## Tasks and exercises
a. Answer these questions about the forum thread:
(i) What did bump530 manage to get water in?
(ii) According to 08GreenBrute, what is a lot cheaper to rebuild than the brute?
(iii) In bump530's first post, what was stuck?
b. In the entries, copy out the lines from the one containing "menu-item[interactable]: 位置 [310, 232, 338, 253]" through the one containing "menu-item[interactable]: 编辑(E) [304, 329, 352, 350]", both included, without changing anything.

## Text
--- START ---
# Short vid from topsy



## bump530 (Jan 5, 2009)

a lil water playin. not very deep, but still managed to get some water in my waders. 

btw....when i slapped the throttle, i was just messin around. but the throttle was stuck lol


----------



## Guarino113 (Oct 3, 2009)

nice video


----------



## IBBruin (Feb 10, 2009)

Watch out for that snork, you could put your eye out! LOL


----------



## bump530 (Jan 5, 2009)

thanks.

yeah, ppl make fun on my snorkel, but look at my avatar....it shuld explain lol


----------



## 08GreenBrute (Jul 13, 2009)

good vid im lookin me an older 300 for a mud toy there alot chaper to rebuild than the brute


----------



## lilbigtonka (Dec 30, 2008)

I love my 300 and I haven't even had it deep yet but it shouldn't be too long before it is and as for working on these things are super simple


----------



## bump530 (Jan 5, 2009)

heres a few pics from the ride


----------



## phreebsd (Dec 16, 2004)

that's a mighty nice 300 right there!


----------



## bump530 (Jan 5, 2009)

appreciate it. it aint the brute, but it gets the job done lol (alot cheaper i might add lmfao)


----------



## 650Brute (Dec 18, 2008)

:rockn:


----------
--- END ---
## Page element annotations
--- START ---
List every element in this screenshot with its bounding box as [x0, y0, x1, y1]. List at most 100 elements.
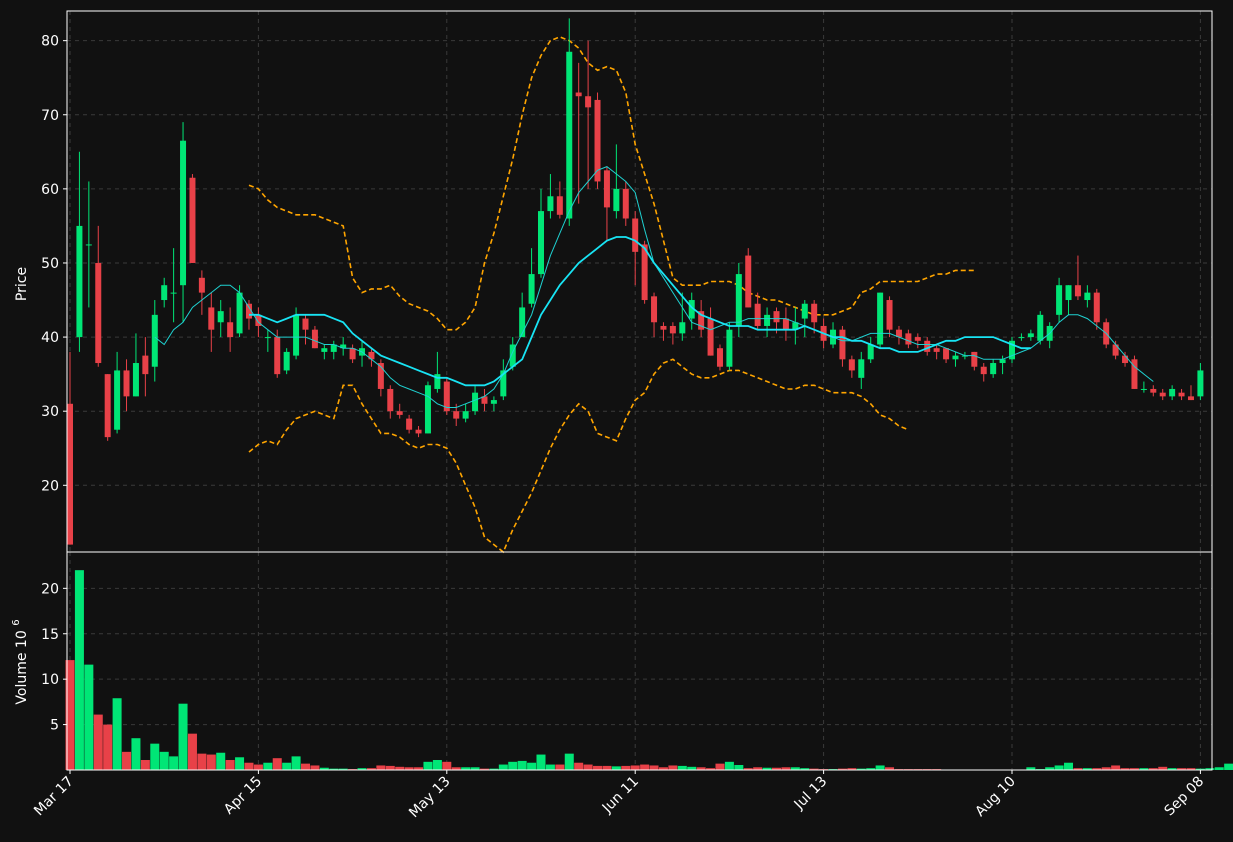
candle-down	[745, 255, 752, 308]
volume-bar-down	[244, 762, 254, 770]
candle-down	[651, 296, 658, 323]
candle-up	[236, 292, 243, 334]
candle-up	[538, 211, 544, 275]
candle-down	[123, 370, 130, 397]
candle-up	[85, 244, 92, 246]
candle-down	[67, 403, 73, 545]
candle-down	[387, 388, 394, 412]
volume-bar-down	[122, 751, 132, 770]
candle-down	[406, 418, 413, 430]
volume-bar-up	[423, 761, 433, 770]
volume-bar-up	[282, 762, 292, 770]
candle-up	[161, 285, 168, 301]
volume-bar-up	[1224, 763, 1233, 770]
candle-down	[914, 337, 921, 341]
price-tick-label: 50	[41, 256, 59, 272]
volume-tick-label: 10	[41, 672, 59, 688]
volume-bar-up	[169, 756, 179, 770]
candle-up	[217, 311, 224, 323]
candle-down	[905, 333, 912, 345]
candle-down	[848, 359, 855, 371]
candle-up	[472, 392, 479, 412]
candle-up	[613, 188, 620, 212]
volume-bar-down	[574, 762, 584, 770]
volume-bar-up	[724, 761, 734, 770]
volume-tick-label: 20	[41, 581, 59, 597]
candle-up	[462, 411, 469, 419]
volume-bar-down	[715, 763, 725, 770]
volume-bar-up	[508, 761, 518, 770]
volume-bar-up	[235, 757, 245, 770]
candle-down	[227, 322, 234, 338]
candle-down	[104, 374, 111, 438]
candle-down	[302, 318, 309, 330]
candle-up	[1018, 337, 1025, 339]
candle-down	[1187, 396, 1194, 401]
price-axis-label: Price	[14, 267, 30, 301]
volume-bar-down	[301, 763, 310, 770]
volume-bar-down	[253, 764, 263, 770]
volume-bar-down	[385, 765, 395, 770]
volume-bar-up	[216, 752, 226, 770]
volume-tick-label: 15	[41, 627, 59, 643]
candle-down	[886, 300, 893, 330]
volume-bar-up	[263, 762, 273, 770]
price-tick-label: 80	[41, 34, 59, 50]
candle-up	[76, 225, 83, 338]
volume-bar-down	[310, 765, 320, 770]
candle-down	[1178, 392, 1185, 397]
candle-up	[990, 363, 997, 375]
candle-up	[264, 337, 271, 339]
volume-bar-down	[187, 733, 197, 770]
volume-bar-up	[150, 743, 160, 770]
candle-up	[1037, 314, 1044, 341]
price-tick-label: 40	[41, 330, 59, 346]
candle-down	[782, 318, 789, 330]
volume-bar-down	[272, 758, 282, 770]
volume-bar-down	[593, 765, 603, 770]
candle-up	[424, 385, 431, 434]
candle-down	[142, 355, 149, 375]
volume-bar-up	[1054, 765, 1064, 770]
volume-bar-up	[564, 753, 574, 770]
volume-bar-up	[517, 760, 527, 770]
candle-down	[971, 351, 978, 367]
candle-up	[764, 314, 771, 326]
candle-down	[453, 411, 460, 419]
candle-up	[490, 400, 497, 404]
candle-up	[1197, 370, 1204, 397]
volume-bar-down	[197, 753, 207, 770]
volume-axis-label-text: Volume	[14, 653, 30, 705]
volume-bar-up	[527, 762, 537, 770]
candle-up	[867, 344, 874, 360]
volume-bar-down	[602, 765, 612, 770]
candle-up	[1065, 285, 1072, 301]
candle-up	[566, 51, 573, 219]
candle-up	[547, 196, 554, 212]
candle-up	[293, 314, 300, 356]
volume-bar-down	[640, 764, 650, 770]
volume-bar-down	[649, 765, 659, 770]
candlestick-chart: 20304050607080 5101520 Mar 17 Apr 15 May 1…	[0, 0, 1233, 842]
volume-bar-down	[93, 714, 103, 770]
candle-down	[1150, 388, 1157, 393]
volume-axis-label: Volume 10 6	[11, 619, 30, 704]
volume-bar-down	[583, 764, 593, 770]
volume-bar-up	[291, 756, 301, 770]
candle-down	[933, 348, 940, 352]
candle-down	[980, 366, 987, 375]
volume-bar-up	[677, 765, 687, 770]
candle-down	[773, 311, 780, 323]
volume-bar-down	[442, 761, 452, 770]
candle-down	[415, 429, 422, 434]
price-tick-label: 30	[41, 404, 59, 420]
volume-bar-up	[734, 765, 744, 770]
volume-bar-down	[555, 764, 565, 770]
volume-bar-up	[611, 766, 621, 770]
volume-tick-label: 5	[50, 718, 59, 734]
candle-down	[585, 96, 592, 108]
volume-bar-up	[498, 764, 508, 770]
candle-up	[1084, 292, 1091, 301]
candle-down	[669, 325, 676, 334]
candle-down	[924, 340, 931, 352]
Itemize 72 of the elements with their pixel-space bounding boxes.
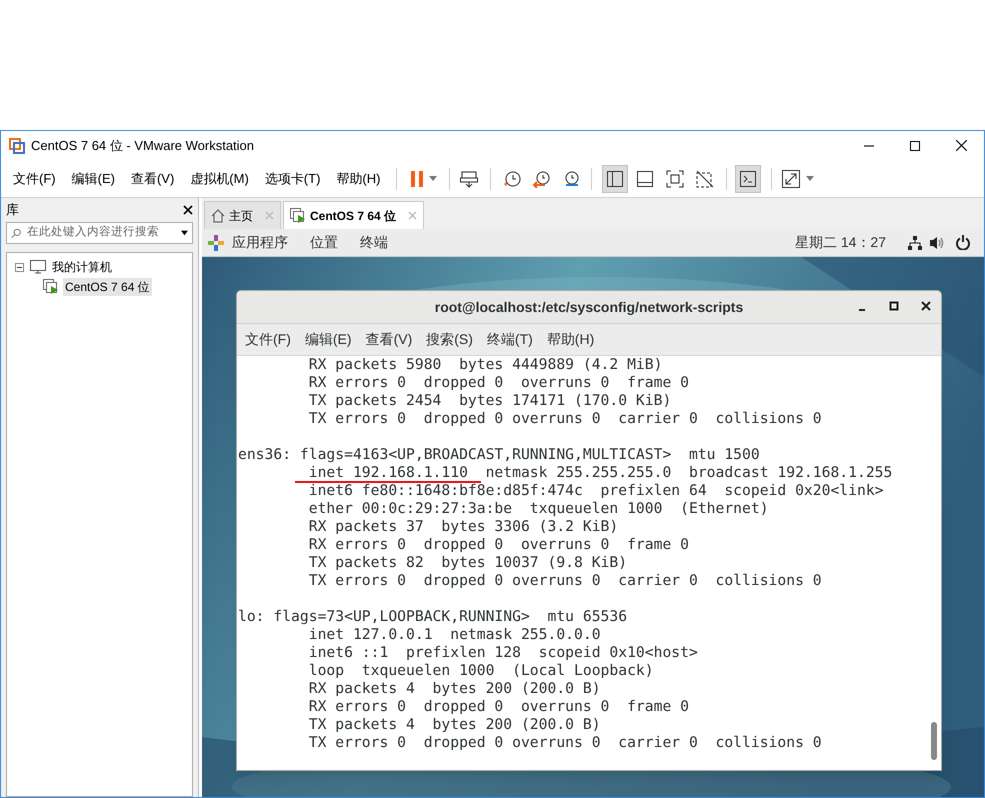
menu-item[interactable]: 位置 [310, 232, 338, 253]
menu-item[interactable]: 应用程序 [232, 232, 288, 253]
network-icon[interactable] [908, 236, 922, 250]
menu-item[interactable]: 虚拟机(M) [190, 168, 249, 188]
clock[interactable]: 星期二 14：27 [794, 232, 886, 253]
terminal-view-icon[interactable] [735, 164, 762, 192]
app-logo-icon [9, 138, 25, 154]
snapshot-icon[interactable] [503, 170, 522, 188]
menu-item[interactable]: 终端(T) [486, 329, 533, 350]
terminal-title: root@localhost:/etc/sysconfig/network-scripts [434, 298, 744, 317]
menu-item[interactable]: 文件(F) [13, 168, 56, 188]
search-icon [11, 226, 22, 240]
pause-icon [411, 170, 424, 186]
menu-item[interactable]: 编辑(E) [304, 329, 352, 350]
maximize-button[interactable] [887, 299, 901, 313]
power-icon[interactable] [956, 235, 970, 250]
stretch-icon [782, 170, 800, 188]
terminal-line: TX errors 0 dropped 0 overruns 0 carrier 0 collisions 0 [308, 411, 822, 427]
vm-icon [43, 279, 59, 295]
library-view-icon[interactable] [602, 164, 628, 192]
menu-item[interactable]: 选项卡(T) [264, 168, 320, 188]
caret-icon [806, 176, 814, 181]
terminal-line: inet 192.168.1.110 netmask 255.255.255.0 broadcast 192.168.1.255 [308, 465, 892, 481]
terminal-line: RX errors 0 dropped 0 overruns 0 frame 0 [308, 375, 689, 391]
dropdown-caret-icon[interactable] [181, 230, 188, 236]
menu-item[interactable]: 查看(V) [366, 329, 412, 350]
tab[interactable]: CentOS 7 64 位 [283, 201, 424, 229]
revert-snapshot-icon[interactable] [533, 170, 552, 188]
caret-icon [429, 176, 438, 181]
terminal-line: lo: flags=73<UP,LOOPBACK,RUNNING> mtu 65536 [238, 609, 628, 625]
terminal-line: RX packets 4 bytes 200 (200.0 B) [308, 681, 601, 697]
apps-menu-icon[interactable] [208, 234, 224, 250]
terminal-line: RX errors 0 dropped 0 overruns 0 frame 0 [308, 537, 689, 553]
close-button[interactable] [919, 299, 933, 313]
terminal-line: RX packets 37 bytes 3306 (3.2 KiB) [308, 519, 618, 535]
menu-item[interactable]: 文件(F) [245, 329, 291, 350]
terminal-line: ether 00:0c:29:27:3a:be txqueuelen 1000 (Ethernet) [308, 501, 769, 517]
menu-item[interactable]: 终端 [360, 232, 388, 253]
terminal-line: RX errors 0 dropped 0 overruns 0 frame 0 [308, 699, 689, 715]
terminal-line: TX errors 0 dropped 0 overruns 0 carrier 0 collisions 0 [308, 573, 822, 589]
library-title: 库 [6, 201, 19, 220]
scrollbar-thumb[interactable] [931, 722, 937, 760]
menu-item[interactable]: 帮助(H) [336, 168, 380, 188]
menu-item[interactable]: 搜索(S) [426, 329, 473, 350]
terminal-line: inet 127.0.0.1 netmask 255.0.0.0 [308, 627, 601, 643]
terminal-line: TX packets 4 bytes 200 (200.0 B) [308, 717, 601, 733]
terminal-line: TX packets 2454 bytes 174171 (170.0 KiB) [308, 393, 672, 409]
terminal-line: TX packets 82 bytes 10037 (9.8 KiB) [308, 555, 628, 571]
terminal-line: loop txqueuelen 1000 (Local Loopback) [308, 663, 654, 679]
menu-item[interactable]: 编辑(E) [72, 168, 115, 188]
window-title: CentOS 7 64 位 - VMware Workstation [31, 136, 254, 155]
volume-icon[interactable] [930, 236, 946, 250]
home-icon [211, 208, 225, 222]
collapse-toggle-icon[interactable] [15, 262, 24, 272]
maximize-icon [910, 140, 920, 150]
tree-item[interactable]: 我的计算机 [50, 258, 114, 276]
close-button[interactable] [183, 205, 193, 215]
search-field[interactable]: 在此处键入内容进行搜索 [6, 222, 193, 244]
snapshot-manager-icon[interactable] [563, 170, 582, 188]
terminal-line: TX errors 0 dropped 0 overruns 0 carrier 0 collisions 0 [308, 735, 822, 751]
terminal-line: inet6 ::1 prefixlen 128 scopeid 0x10<host> [308, 645, 698, 661]
send-keys-icon[interactable] [460, 170, 478, 188]
terminal-line: RX packets 5980 bytes 4449889 (4.2 MiB) [308, 357, 662, 373]
monitor-icon [30, 260, 46, 274]
terminal-line: ens36: flags=4163<UP,BROADCAST,RUNNING,MULTICAST> mtu 1500 [238, 447, 760, 463]
menu-item[interactable]: 查看(V) [130, 168, 174, 188]
tree-item[interactable]: CentOS 7 64 位 [63, 278, 152, 296]
vm-icon [290, 208, 306, 224]
tab[interactable]: 主页 [204, 201, 281, 229]
menu-item[interactable]: 帮助(H) [546, 329, 594, 350]
terminal-line: inet6 fe80::1648:bf8e:d85f:474c prefixlen 64 scopeid 0x20<link> [308, 483, 884, 499]
close-icon [956, 140, 966, 151]
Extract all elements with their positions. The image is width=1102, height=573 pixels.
--- END ---
## Answers
a.
(i) His waders.
(ii) An older 300.
(iii) The throttle.

b.
menu-item[interactable]: 位置 [310, 232, 338, 253]
menu-item[interactable]: 应用程序 [232, 232, 288, 253]
network-icon[interactable] [908, 236, 922, 250]
menu-item[interactable]: 虚拟机(M) [190, 168, 249, 188]
clock[interactable]: 星期二 14：27 [794, 232, 886, 253]
terminal-view-icon[interactable] [735, 164, 762, 192]
app-logo-icon [9, 138, 25, 154]
snapshot-icon[interactable] [503, 170, 522, 188]
menu-item[interactable]: 终端(T) [486, 329, 533, 350]
terminal-title: root@localhost:/etc/sysconfig/network-scripts [434, 298, 744, 317]
menu-item[interactable]: 文件(F) [13, 168, 56, 188]
search-icon [11, 226, 22, 240]
pause-icon [411, 170, 424, 186]
menu-item[interactable]: 编辑(E) [304, 329, 352, 350]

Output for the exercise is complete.